REQUIRED TASK: Identify each line holding the string "this" and copy it.

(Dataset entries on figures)

>>>>>

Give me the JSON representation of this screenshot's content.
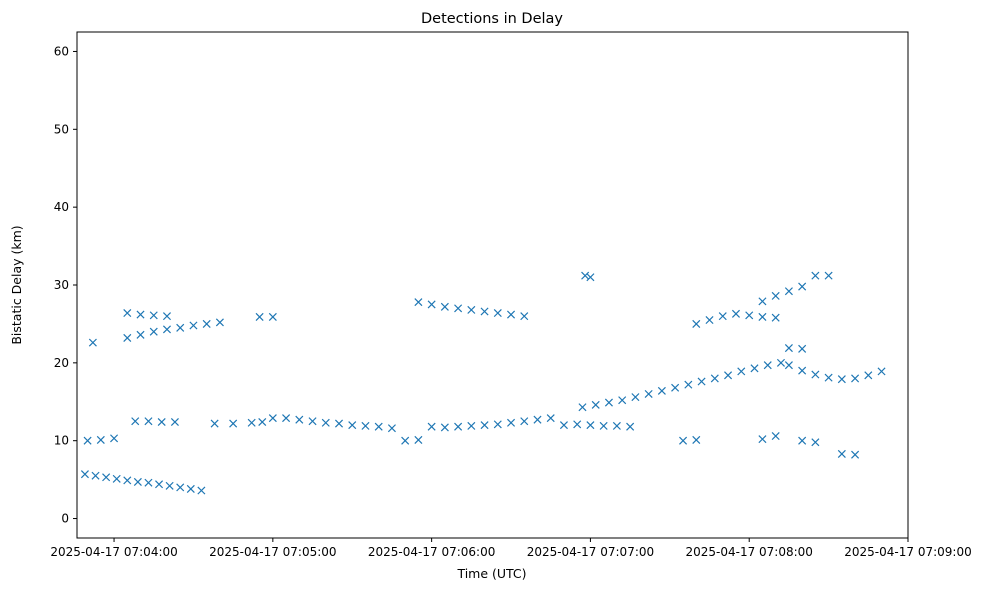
{
  "chart_data": {
    "type": "scatter",
    "title": "Detections in Delay",
    "xlabel": "Time (UTC)",
    "ylabel": "Bistatic Delay (km)",
    "marker": "x",
    "color": "#1f77b4",
    "grid": false,
    "xlim": [
      "2025-04-17 07:03:46",
      "2025-04-17 07:09:00"
    ],
    "ylim": [
      -2.5,
      62.5
    ],
    "xticks": [
      "2025-04-17 07:04:00",
      "2025-04-17 07:05:00",
      "2025-04-17 07:06:00",
      "2025-04-17 07:07:00",
      "2025-04-17 07:08:00",
      "2025-04-17 07:09:00"
    ],
    "yticks": [
      0,
      10,
      20,
      30,
      40,
      50,
      60
    ],
    "track_points": [
      [
        "2025-04-17 07:03:49",
        5.7
      ],
      [
        "2025-04-17 07:03:53",
        5.5
      ],
      [
        "2025-04-17 07:03:57",
        5.3
      ],
      [
        "2025-04-17 07:04:01",
        5.1
      ],
      [
        "2025-04-17 07:04:05",
        4.9
      ],
      [
        "2025-04-17 07:04:09",
        4.7
      ],
      [
        "2025-04-17 07:04:13",
        4.6
      ],
      [
        "2025-04-17 07:04:17",
        4.4
      ],
      [
        "2025-04-17 07:04:21",
        4.2
      ],
      [
        "2025-04-17 07:04:25",
        4.0
      ],
      [
        "2025-04-17 07:04:29",
        3.8
      ],
      [
        "2025-04-17 07:04:33",
        3.6
      ],
      [
        "2025-04-17 07:03:50",
        10.0
      ],
      [
        "2025-04-17 07:03:55",
        10.1
      ],
      [
        "2025-04-17 07:04:00",
        10.3
      ],
      [
        "2025-04-17 07:04:08",
        12.5
      ],
      [
        "2025-04-17 07:04:13",
        12.5
      ],
      [
        "2025-04-17 07:04:18",
        12.4
      ],
      [
        "2025-04-17 07:04:23",
        12.4
      ],
      [
        "2025-04-17 07:04:38",
        12.2
      ],
      [
        "2025-04-17 07:04:45",
        12.2
      ],
      [
        "2025-04-17 07:04:52",
        12.3
      ],
      [
        "2025-04-17 07:04:56",
        12.4
      ],
      [
        "2025-04-17 07:05:00",
        12.9
      ],
      [
        "2025-04-17 07:05:05",
        12.9
      ],
      [
        "2025-04-17 07:05:10",
        12.7
      ],
      [
        "2025-04-17 07:05:15",
        12.5
      ],
      [
        "2025-04-17 07:05:20",
        12.3
      ],
      [
        "2025-04-17 07:05:25",
        12.2
      ],
      [
        "2025-04-17 07:05:30",
        12.0
      ],
      [
        "2025-04-17 07:05:35",
        11.9
      ],
      [
        "2025-04-17 07:05:40",
        11.8
      ],
      [
        "2025-04-17 07:05:45",
        11.6
      ],
      [
        "2025-04-17 07:05:50",
        10.0
      ],
      [
        "2025-04-17 07:05:55",
        10.1
      ],
      [
        "2025-04-17 07:06:00",
        11.8
      ],
      [
        "2025-04-17 07:06:05",
        11.7
      ],
      [
        "2025-04-17 07:06:10",
        11.8
      ],
      [
        "2025-04-17 07:06:15",
        11.9
      ],
      [
        "2025-04-17 07:06:20",
        12.0
      ],
      [
        "2025-04-17 07:06:25",
        12.1
      ],
      [
        "2025-04-17 07:06:30",
        12.3
      ],
      [
        "2025-04-17 07:06:35",
        12.5
      ],
      [
        "2025-04-17 07:06:40",
        12.7
      ],
      [
        "2025-04-17 07:06:45",
        12.9
      ],
      [
        "2025-04-17 07:06:50",
        12.0
      ],
      [
        "2025-04-17 07:06:55",
        12.1
      ],
      [
        "2025-04-17 07:07:00",
        12.0
      ],
      [
        "2025-04-17 07:07:05",
        11.9
      ],
      [
        "2025-04-17 07:07:10",
        11.9
      ],
      [
        "2025-04-17 07:07:15",
        11.8
      ],
      [
        "2025-04-17 07:06:57",
        14.3
      ],
      [
        "2025-04-17 07:07:02",
        14.6
      ],
      [
        "2025-04-17 07:07:07",
        14.9
      ],
      [
        "2025-04-17 07:07:12",
        15.2
      ],
      [
        "2025-04-17 07:07:17",
        15.6
      ],
      [
        "2025-04-17 07:07:22",
        16.0
      ],
      [
        "2025-04-17 07:07:27",
        16.4
      ],
      [
        "2025-04-17 07:07:32",
        16.8
      ],
      [
        "2025-04-17 07:07:37",
        17.2
      ],
      [
        "2025-04-17 07:07:42",
        17.6
      ],
      [
        "2025-04-17 07:07:47",
        18.0
      ],
      [
        "2025-04-17 07:07:52",
        18.4
      ],
      [
        "2025-04-17 07:07:57",
        18.9
      ],
      [
        "2025-04-17 07:08:02",
        19.3
      ],
      [
        "2025-04-17 07:08:07",
        19.7
      ],
      [
        "2025-04-17 07:08:12",
        20.0
      ],
      [
        "2025-04-17 07:08:15",
        19.7
      ],
      [
        "2025-04-17 07:08:20",
        19.0
      ],
      [
        "2025-04-17 07:08:25",
        18.5
      ],
      [
        "2025-04-17 07:08:30",
        18.1
      ],
      [
        "2025-04-17 07:08:35",
        17.9
      ],
      [
        "2025-04-17 07:08:40",
        18.0
      ],
      [
        "2025-04-17 07:08:45",
        18.4
      ],
      [
        "2025-04-17 07:08:50",
        18.9
      ],
      [
        "2025-04-17 07:07:35",
        10.0
      ],
      [
        "2025-04-17 07:07:40",
        10.1
      ],
      [
        "2025-04-17 07:08:05",
        10.2
      ],
      [
        "2025-04-17 07:08:10",
        10.6
      ],
      [
        "2025-04-17 07:08:20",
        10.0
      ],
      [
        "2025-04-17 07:08:25",
        9.8
      ],
      [
        "2025-04-17 07:08:35",
        8.3
      ],
      [
        "2025-04-17 07:08:40",
        8.2
      ],
      [
        "2025-04-17 07:03:52",
        22.6
      ],
      [
        "2025-04-17 07:04:05",
        23.2
      ],
      [
        "2025-04-17 07:04:10",
        23.6
      ],
      [
        "2025-04-17 07:04:15",
        24.0
      ],
      [
        "2025-04-17 07:04:20",
        24.3
      ],
      [
        "2025-04-17 07:04:25",
        24.5
      ],
      [
        "2025-04-17 07:04:30",
        24.8
      ],
      [
        "2025-04-17 07:04:35",
        25.0
      ],
      [
        "2025-04-17 07:04:40",
        25.2
      ],
      [
        "2025-04-17 07:04:05",
        26.4
      ],
      [
        "2025-04-17 07:04:10",
        26.2
      ],
      [
        "2025-04-17 07:04:15",
        26.1
      ],
      [
        "2025-04-17 07:04:20",
        26.0
      ],
      [
        "2025-04-17 07:04:55",
        25.9
      ],
      [
        "2025-04-17 07:05:00",
        25.9
      ],
      [
        "2025-04-17 07:05:55",
        27.8
      ],
      [
        "2025-04-17 07:06:00",
        27.5
      ],
      [
        "2025-04-17 07:06:05",
        27.2
      ],
      [
        "2025-04-17 07:06:10",
        27.0
      ],
      [
        "2025-04-17 07:06:15",
        26.8
      ],
      [
        "2025-04-17 07:06:20",
        26.6
      ],
      [
        "2025-04-17 07:06:25",
        26.4
      ],
      [
        "2025-04-17 07:06:30",
        26.2
      ],
      [
        "2025-04-17 07:06:35",
        26.0
      ],
      [
        "2025-04-17 07:07:40",
        25.0
      ],
      [
        "2025-04-17 07:07:45",
        25.5
      ],
      [
        "2025-04-17 07:07:50",
        26.0
      ],
      [
        "2025-04-17 07:07:55",
        26.3
      ],
      [
        "2025-04-17 07:08:00",
        26.1
      ],
      [
        "2025-04-17 07:08:05",
        25.9
      ],
      [
        "2025-04-17 07:08:10",
        25.8
      ],
      [
        "2025-04-17 07:08:15",
        21.9
      ],
      [
        "2025-04-17 07:08:20",
        21.8
      ],
      [
        "2025-04-17 07:08:05",
        27.9
      ],
      [
        "2025-04-17 07:08:10",
        28.6
      ],
      [
        "2025-04-17 07:08:15",
        29.2
      ],
      [
        "2025-04-17 07:08:20",
        29.8
      ],
      [
        "2025-04-17 07:08:25",
        31.2
      ],
      [
        "2025-04-17 07:08:30",
        31.2
      ],
      [
        "2025-04-17 07:07:00",
        31.0
      ],
      [
        "2025-04-17 07:06:58",
        31.2
      ]
    ]
  }
}
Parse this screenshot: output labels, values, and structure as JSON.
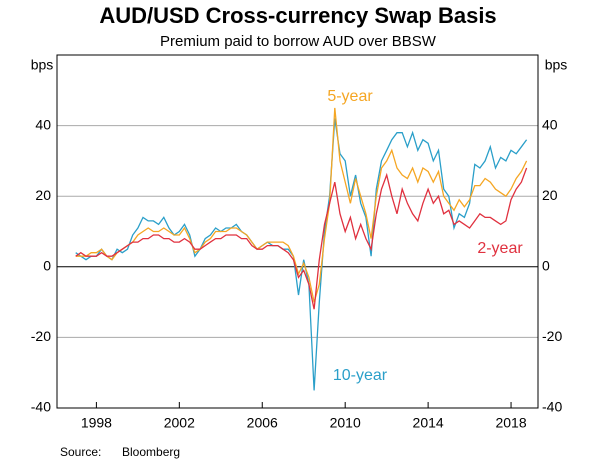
{
  "chart_data": {
    "type": "line",
    "title": "AUD/USD Cross-currency Swap Basis",
    "subtitle": "Premium paid to borrow AUD over BBSW",
    "y_label": "bps",
    "source_label": "Source:",
    "source": "Bloomberg",
    "x": [
      1997,
      1997.25,
      1997.5,
      1997.75,
      1998,
      1998.25,
      1998.5,
      1998.75,
      1999,
      1999.25,
      1999.5,
      1999.75,
      2000,
      2000.25,
      2000.5,
      2000.75,
      2001,
      2001.25,
      2001.5,
      2001.75,
      2002,
      2002.25,
      2002.5,
      2002.75,
      2003,
      2003.25,
      2003.5,
      2003.75,
      2004,
      2004.25,
      2004.5,
      2004.75,
      2005,
      2005.25,
      2005.5,
      2005.75,
      2006,
      2006.25,
      2006.5,
      2006.75,
      2007,
      2007.25,
      2007.5,
      2007.75,
      2008,
      2008.25,
      2008.5,
      2008.75,
      2009,
      2009.25,
      2009.5,
      2009.75,
      2010,
      2010.25,
      2010.5,
      2010.75,
      2011,
      2011.25,
      2011.5,
      2011.75,
      2012,
      2012.25,
      2012.5,
      2012.75,
      2013,
      2013.25,
      2013.5,
      2013.75,
      2014,
      2014.25,
      2014.5,
      2014.75,
      2015,
      2015.25,
      2015.5,
      2015.75,
      2016,
      2016.25,
      2016.5,
      2016.75,
      2017,
      2017.25,
      2017.5,
      2017.75,
      2018,
      2018.25,
      2018.5,
      2018.75
    ],
    "series": [
      {
        "name": "10-year",
        "color": "#2a9fc9",
        "values": [
          4,
          3,
          2,
          3,
          3,
          5,
          3,
          2,
          5,
          4,
          5,
          9,
          11,
          14,
          13,
          13,
          12,
          14,
          11,
          9,
          10,
          12,
          9,
          3,
          5,
          8,
          9,
          11,
          10,
          11,
          11,
          12,
          10,
          9,
          7,
          5,
          6,
          7,
          6,
          6,
          5,
          5,
          3,
          -8,
          2,
          -5,
          -35,
          -10,
          10,
          20,
          42,
          32,
          30,
          20,
          26,
          18,
          14,
          3,
          22,
          30,
          33,
          36,
          38,
          38,
          34,
          38,
          33,
          36,
          35,
          30,
          33,
          22,
          20,
          11,
          15,
          14,
          18,
          29,
          28,
          30,
          34,
          28,
          31,
          30,
          33,
          32,
          34,
          36
        ]
      },
      {
        "name": "5-year",
        "color": "#f5a623",
        "values": [
          3,
          3,
          3,
          4,
          4,
          5,
          3,
          2,
          4,
          5,
          6,
          7,
          9,
          10,
          11,
          10,
          10,
          11,
          10,
          9,
          9,
          11,
          8,
          4,
          5,
          7,
          8,
          10,
          10,
          10,
          11,
          11,
          10,
          9,
          7,
          5,
          6,
          7,
          7,
          7,
          7,
          6,
          3,
          -2,
          1,
          -3,
          -10,
          -5,
          8,
          18,
          45,
          30,
          24,
          18,
          25,
          20,
          15,
          8,
          20,
          28,
          30,
          33,
          28,
          26,
          25,
          28,
          24,
          28,
          27,
          24,
          27,
          20,
          18,
          16,
          19,
          17,
          19,
          23,
          23,
          25,
          24,
          22,
          21,
          20,
          22,
          25,
          27,
          30
        ]
      },
      {
        "name": "2-year",
        "color": "#e0313f",
        "values": [
          3,
          4,
          3,
          3,
          3,
          4,
          3,
          3,
          4,
          5,
          6,
          7,
          7,
          8,
          8,
          9,
          9,
          8,
          8,
          7,
          7,
          8,
          7,
          5,
          5,
          6,
          7,
          8,
          8,
          9,
          9,
          9,
          8,
          8,
          6,
          5,
          5,
          6,
          6,
          6,
          5,
          4,
          2,
          -3,
          -1,
          -5,
          -12,
          2,
          12,
          18,
          24,
          15,
          10,
          14,
          8,
          12,
          8,
          5,
          15,
          22,
          26,
          20,
          15,
          22,
          18,
          15,
          13,
          18,
          22,
          18,
          20,
          15,
          16,
          12,
          13,
          12,
          11,
          13,
          15,
          14,
          14,
          13,
          12,
          13,
          19,
          22,
          24,
          28
        ]
      }
    ],
    "xlim": [
      1996.1,
      2019.3
    ],
    "xticks": [
      1998,
      2002,
      2006,
      2010,
      2014,
      2018
    ],
    "ylim": [
      -40,
      60
    ],
    "yticks": [
      -40,
      -20,
      0,
      20,
      40
    ],
    "grid": true
  }
}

<<<<<

RESPONSE TO THE EXERCISE:
Give me the JSON representation of this screenshot's content.
Parse this screenshot: output labels, values, and structure as JSON.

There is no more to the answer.